-------- DATA LINES
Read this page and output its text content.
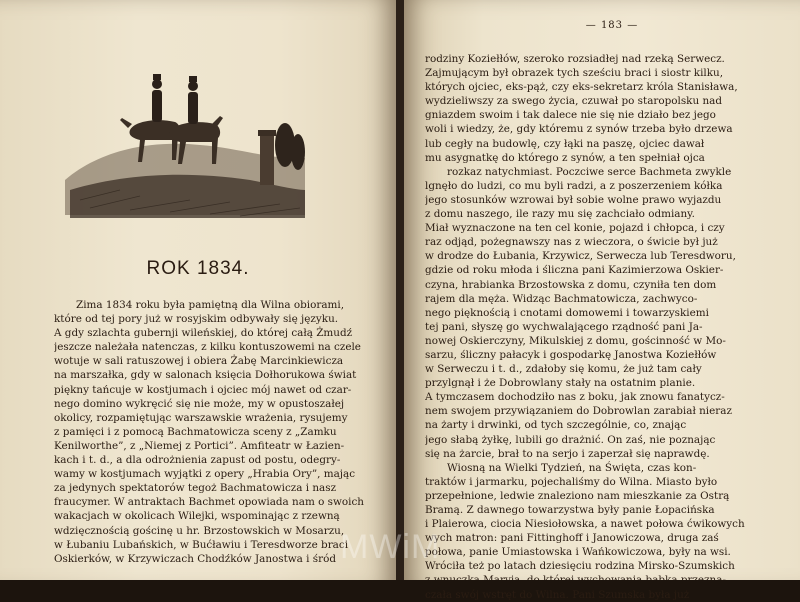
ROK 1834.
Zima 1834 roku była pamiętną dla Wilna obiorami,
które od tej pory już w rosyjskim odbywały się języku.
A gdy szlachta gubernji wileńskiej, do której całą Żmudź
jeszcze należała natenczas, z kilku kontuszowemi na czele
wotuje w sali ratuszowej i obiera Żabę Marcinkiewicza
na marszałka, gdy w salonach księcia Dołhorukowa świat
piękny tańcuje w kostjumach i ojciec mój nawet od czar-
nego domino wykręcić się nie może, my w opustoszałej
okolicy, rozpamiętując warszawskie wrażenia, rysujemy
z pamięci i z pomocą Bachmatowicza sceny z „Zamku
Kenilworthe”, z „Niemej z Portici”. Amfiteatr w Łazien-
kach i t. d., a dla odrożnienia zapust od postu, odegry-
wamy w kostjumach wyjątki z opery „Hrabia Ory”, mając
za jedynych spektatorów tegoż Bachmatowicza i nasz
fraucymer. W antraktach Bachmet opowiada nam o swoich
wakacjach w okolicach Wilejki, wspominając z rzewną
wdzięcznością gościnę u hr. Brzostowskich w Mosarzu,
w Łubaniu Lubańskich, w Bućławiu i Teresdworze braci
Oskierków, w Krzywiczach Chodźków Janostwa i śród
— 183 —
rodziny Koziełłów, szeroko rozsiadłej nad rzeką Serwecz.
Zajmującym był obrazek tych sześciu braci i siostr kilku,
których ojciec, eks-pąż, czy eks-sekretarz króla Stanisława,
wydzieliwszy za swego życia, czuwał po staropolsku nad
gniazdem swoim i tak dalece nie się nie działo bez jego
woli i wiedzy, że, gdy któremu z synów trzeba było drzewa
lub cegły na budowlę, czy łąki na paszę, ojciec dawał
mu asygnatkę do którego z synów, a ten spełniał ojca
rozkaz natychmiast. Poczciwe serce Bachmeta zwykle
lgnęło do ludzi, co mu byli radzi, a z poszerzeniem kółka
jego stosunków wzrowai był sobie wolne prawo wyjazdu
z domu naszego, ile razy mu się zachciało odmiany.
Miał wyznaczone na ten cel konie, pojazd i chłopca, i czy
raz odjąd, pożegnawszy nas z wieczora, o świcie był już
w drodze do Łubania, Krzywicz, Serwecza lub Teresdworu,
gdzie od roku młoda i śliczna pani Kazimierzowa Oskier-
czyna, hrabianka Brzostowska z domu, czyniła ten dom
rajem dla męża. Widząc Bachmatowicza, zachwyco-
nego pięknością i cnotami domowemi i towarzyskiemi
tej pani, słyszę go wychwalającego rządność pani Ja-
nowej Oskierczyny, Mikulskiej z domu, gościnność w Mo-
sarzu, śliczny pałacyk i gospodarkę Janostwa Koziełłów
w Serweczu i t. d., zdałoby się komu, że już tam cały
przylgnął i że Dobrowlany stały na ostatnim planie.
A tymczasem dochodziło nas z boku, jak znowu fanatycz-
nem swojem przywiązaniem do Dobrowlan zarabiał nieraz
na żarty i drwinki, od tych szczególnie, co, znając
jego słabą żyłkę, lubili go drażnić. On zaś, nie poznając
się na żarcie, brał to na serjo i zaperzał się naprawdę.
Wiosną na Wielki Tydzień, na Święta, czas kon-
traktów i jarmarku, pojechaliśmy do Wilna. Miasto było
przepełnione, ledwie znaleziono nam mieszkanie za Ostrą
Bramą. Z dawnego towarzystwa były panie Łopacińska
i Plaierowa, ciocia Niesiołowska, a nawet połowa ćwikowych
wych matron: pani Fittinghoff i Janowiczowa, druga zaś
połowa, panie Umiastowska i Wańkowiczowa, były na wsi.
Wróciła też po latach dziesięciu rodzina Mirsko-Szumskich
czała swój wstręt do Wilna. Pani Szumska była już
MWiM
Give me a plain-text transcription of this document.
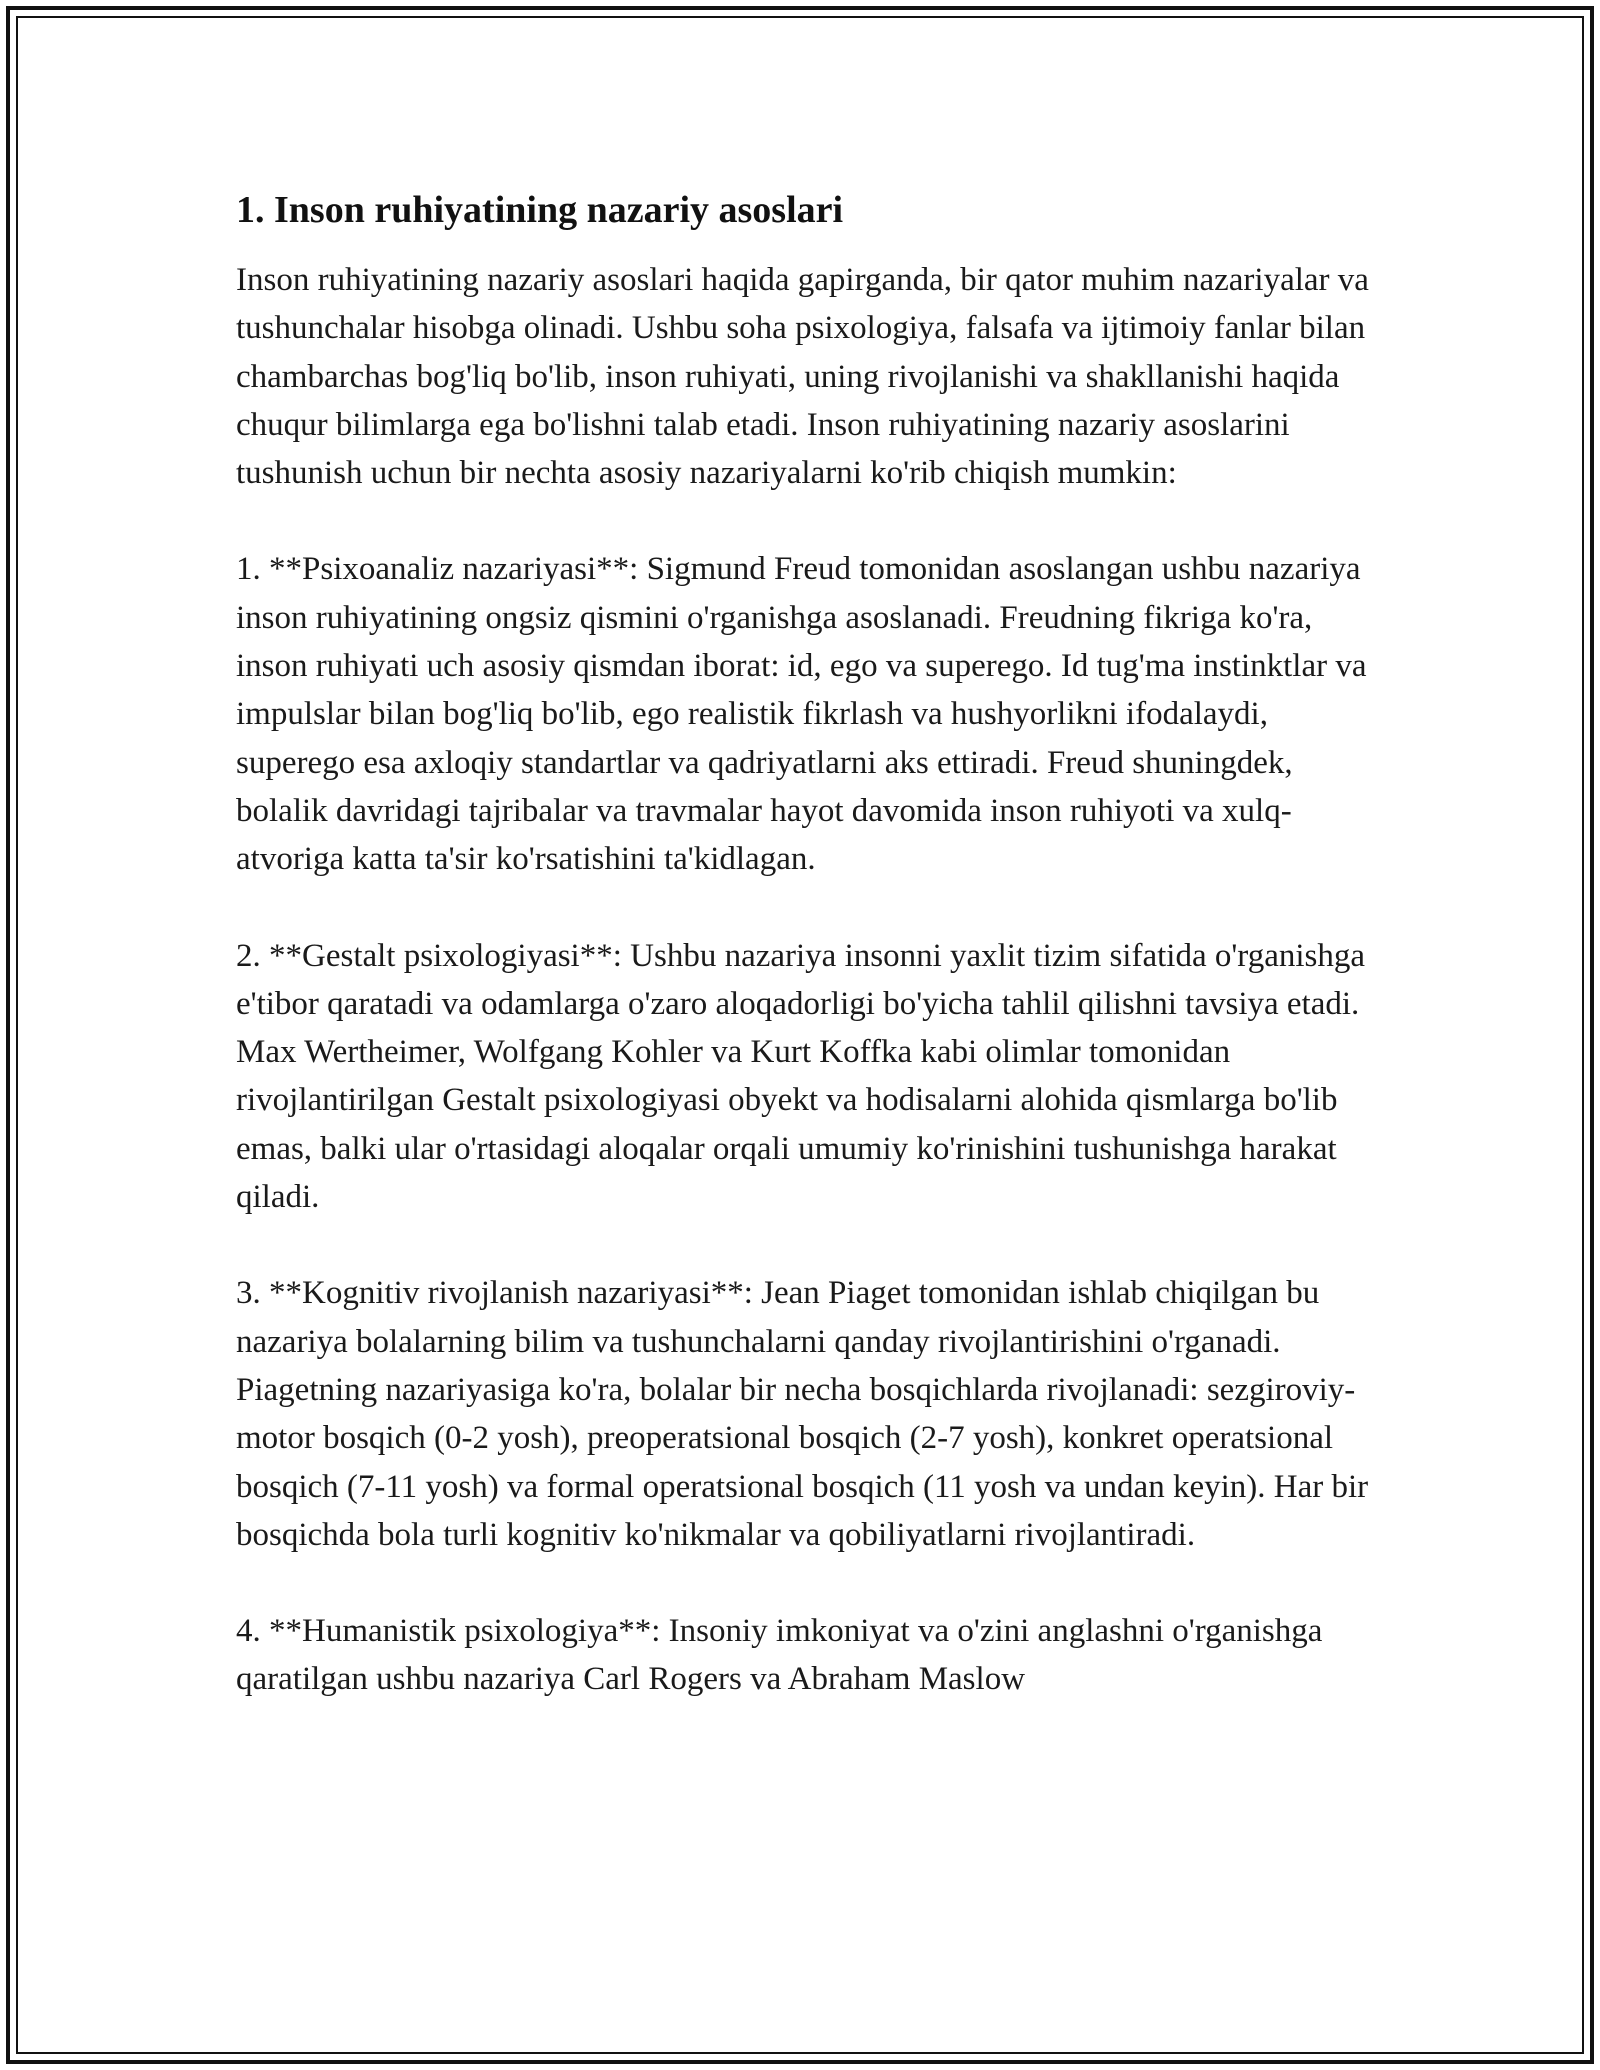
1. Inson ruhiyatining nazariy asoslari

Inson ruhiyatining nazariy asoslari haqida gapirganda, bir qator muhim nazariyalar va tushunchalar hisobga olinadi. Ushbu soha psixologiya, falsafa va ijtimoiy fanlar bilan chambarchas bog'liq bo'lib, inson ruhiyati, uning rivojlanishi va shakllanishi haqida chuqur bilimlarga ega bo'lishni talab etadi. Inson ruhiyatining nazariy asoslarini tushunish uchun bir nechta asosiy nazariyalarni ko'rib chiqish mumkin:

1. **Psixoanaliz nazariyasi**: Sigmund Freud tomonidan asoslangan ushbu nazariya inson ruhiyatining ongsiz qismini o'rganishga asoslanadi. Freudning fikriga ko'ra, inson ruhiyati uch asosiy qismdan iborat: id, ego va superego. Id tug'ma instinktlar va impulslar bilan bog'liq bo'lib, ego realistik fikrlash va hushyorlikni ifodalaydi, superego esa axloqiy standartlar va qadriyatlarni aks ettiradi. Freud shuningdek, bolalik davridagi tajribalar va travmalar hayot davomida inson ruhiyoti va xulq-atvoriga katta ta'sir ko'rsatishini ta'kidlagan.

2. **Gestalt psixologiyasi**: Ushbu nazariya insonni yaxlit tizim sifatida o'rganishga e'tibor qaratadi va odamlarga o'zaro aloqadorligi bo'yicha tahlil qilishni tavsiya etadi. Max Wertheimer, Wolfgang Kohler va Kurt Koffka kabi olimlar tomonidan rivojlantirilgan Gestalt psixologiyasi obyekt va hodisalarni alohida qismlarga bo'lib emas, balki ular o'rtasidagi aloqalar orqali umumiy ko'rinishini tushunishga harakat qiladi.

3. **Kognitiv rivojlanish nazariyasi**: Jean Piaget tomonidan ishlab chiqilgan bu nazariya bolalarning bilim va tushunchalarni qanday rivojlantirishini o'rganadi. Piagetning nazariyasiga ko'ra, bolalar bir necha bosqichlarda rivojlanadi: sezgiroviy-motor bosqich (0-2 yosh), preoperatsional bosqich (2-7 yosh), konkret operatsional bosqich (7-11 yosh) va formal operatsional bosqich (11 yosh va undan keyin). Har bir bosqichda bola turli kognitiv ko'nikmalar va qobiliyatlarni rivojlantiradi.

4. **Humanistik psixologiya**: Insoniy imkoniyat va o'zini anglashni o'rganishga qaratilgan ushbu nazariya Carl Rogers va Abraham Maslow
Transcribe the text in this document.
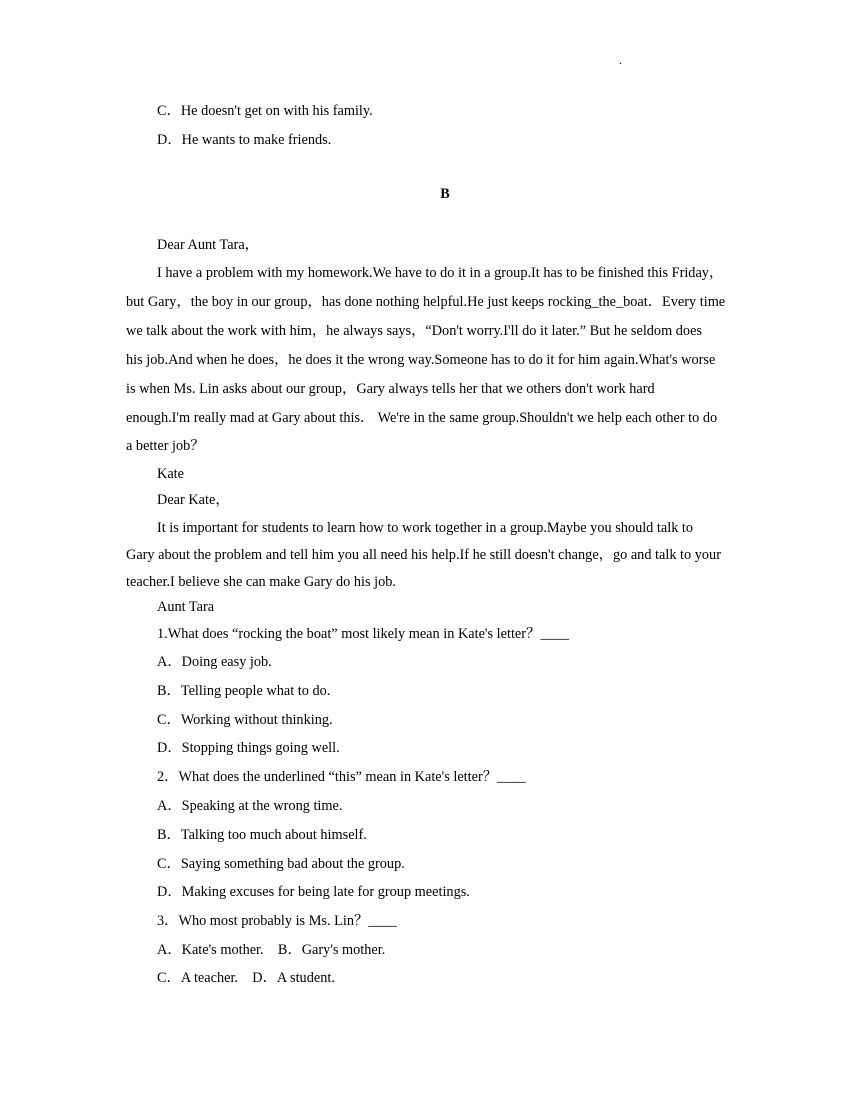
.
C．He doesn't get on with his family.
D．He wants to make friends.
B
Dear Aunt Tara，
I have a problem with my homework.We have to do it in a group.It has to be finished this Friday，
but Gary，the boy in our group，has done nothing helpful.He just keeps rocking_the_boat．Every time
we talk about the work with him，he always says，“Don't worry.I'll do it later.” But he seldom does
his job.And when he does，he does it the wrong way.Someone has to do it for him again.What's worse
is when Ms. Lin asks about our group，Gary always tells her that we others don't work hard
enough.I'm really mad at Gary about this． We're in the same group.Shouldn't we help each other to do
a better job？
Kate
Dear Kate，
It is important for students to learn how to work together in a group.Maybe you should talk to
Gary about the problem and tell him you all need his help.If he still doesn't change，go and talk to your
teacher.I believe she can make Gary do his job.
Aunt Tara
1.What does “rocking the boat” most likely mean in Kate's letter？____
A．Doing easy job.
B．Telling people what to do.
C．Working without thinking.
D．Stopping things going well.
2．What does the underlined “this” mean in Kate's letter？____
A．Speaking at the wrong time.
B．Talking too much about himself.
C．Saying something bad about the group.
D．Making excuses for being late for group meetings.
3．Who most probably is Ms. Lin？____
A．Kate's mother.　B．Gary's mother.
C．A teacher.　D．A student.
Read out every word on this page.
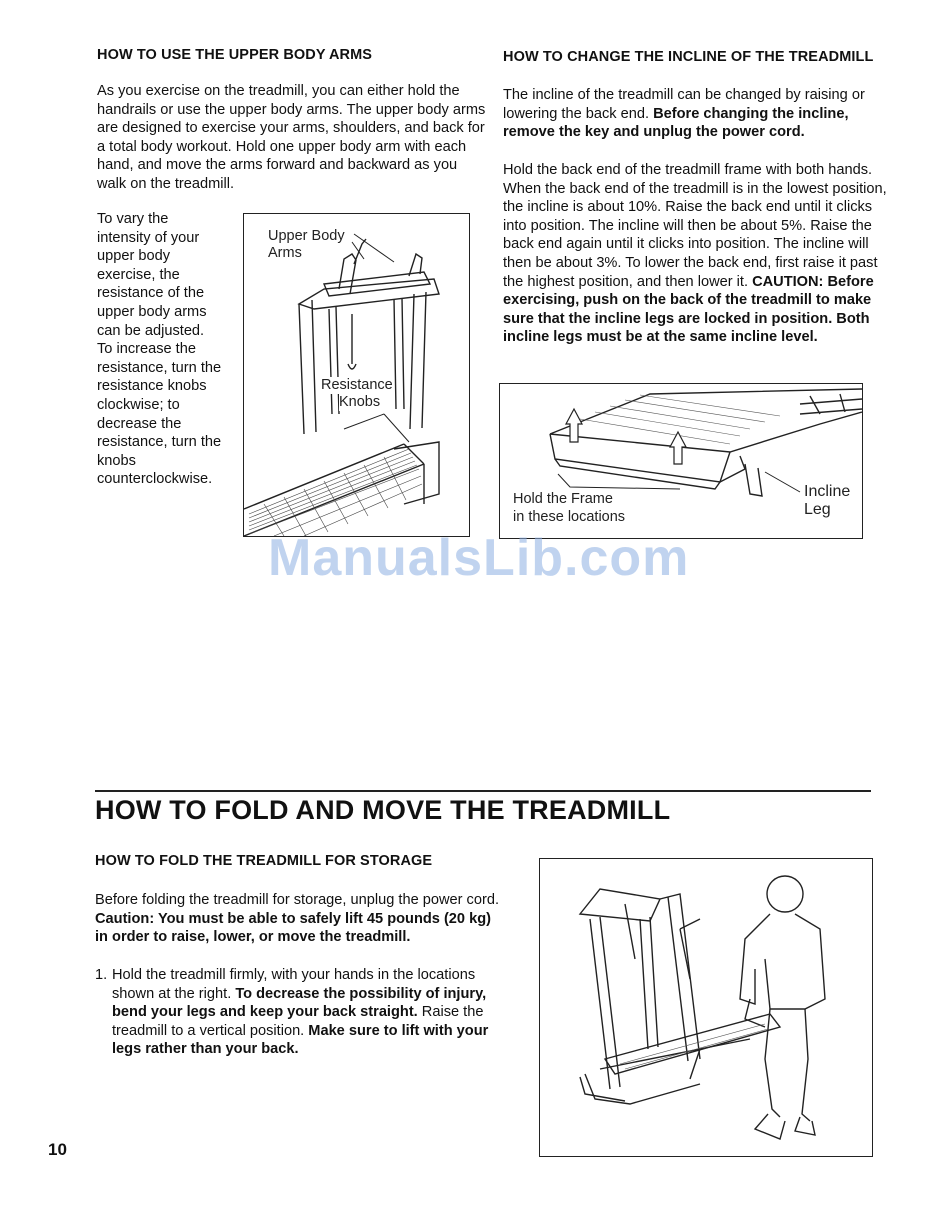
HOW TO USE THE UPPER BODY ARMS

As you exercise on the treadmill, you can either hold the handrails or use the upper body arms. The upper body arms are designed to exercise your arms, shoulders, and back for a total body workout. Hold one upper body arm with each hand, and move the arms forward and backward as you walk on the treadmill.

To vary the intensity of your upper body exercise, the resistance of the upper body arms can be adjusted. To increase the resistance, turn the resistance knobs clockwise; to decrease the resistance, turn the knobs counterclockwise.

Upper Body
Arms
Resistance
Knobs
HOW TO CHANGE THE INCLINE OF THE TREADMILL

The incline of the treadmill can be changed by raising or lowering the back end. Before changing the incline, remove the key and unplug the power cord.

Hold the back end of the treadmill frame with both hands. When the back end of the treadmill is in the lowest position, the incline is about 10%. Raise the back end until it clicks into position. The incline will then be about 5%. Raise the back end again until it clicks into position. The incline will then be about 3%. To lower the back end, first raise it past the highest position, and then lower it. CAUTION: Before exercising, push on the back of the treadmill to make sure that the incline legs are locked in position. Both incline legs must be at the same incline level.

Hold the Frame
in these locations
Incline
Leg
ManualsLib.com
HOW TO FOLD AND MOVE THE TREADMILL
HOW TO FOLD THE TREADMILL FOR STORAGE

Before folding the treadmill for storage, unplug the power cord. Caution: You must be able to safely lift 45 pounds (20 kg) in order to raise, lower, or move the treadmill.

1. Hold the treadmill firmly, with your hands in the locations shown at the right. To decrease the possibility of injury, bend your legs and keep your back straight. Raise the treadmill to a vertical position. Make sure to lift with your legs rather than your back.

10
----------------
| TASK GOAL |
In the records above, how many lines contain the string "Koziełłów"? State that number only.

| TASK SOLUTION |
2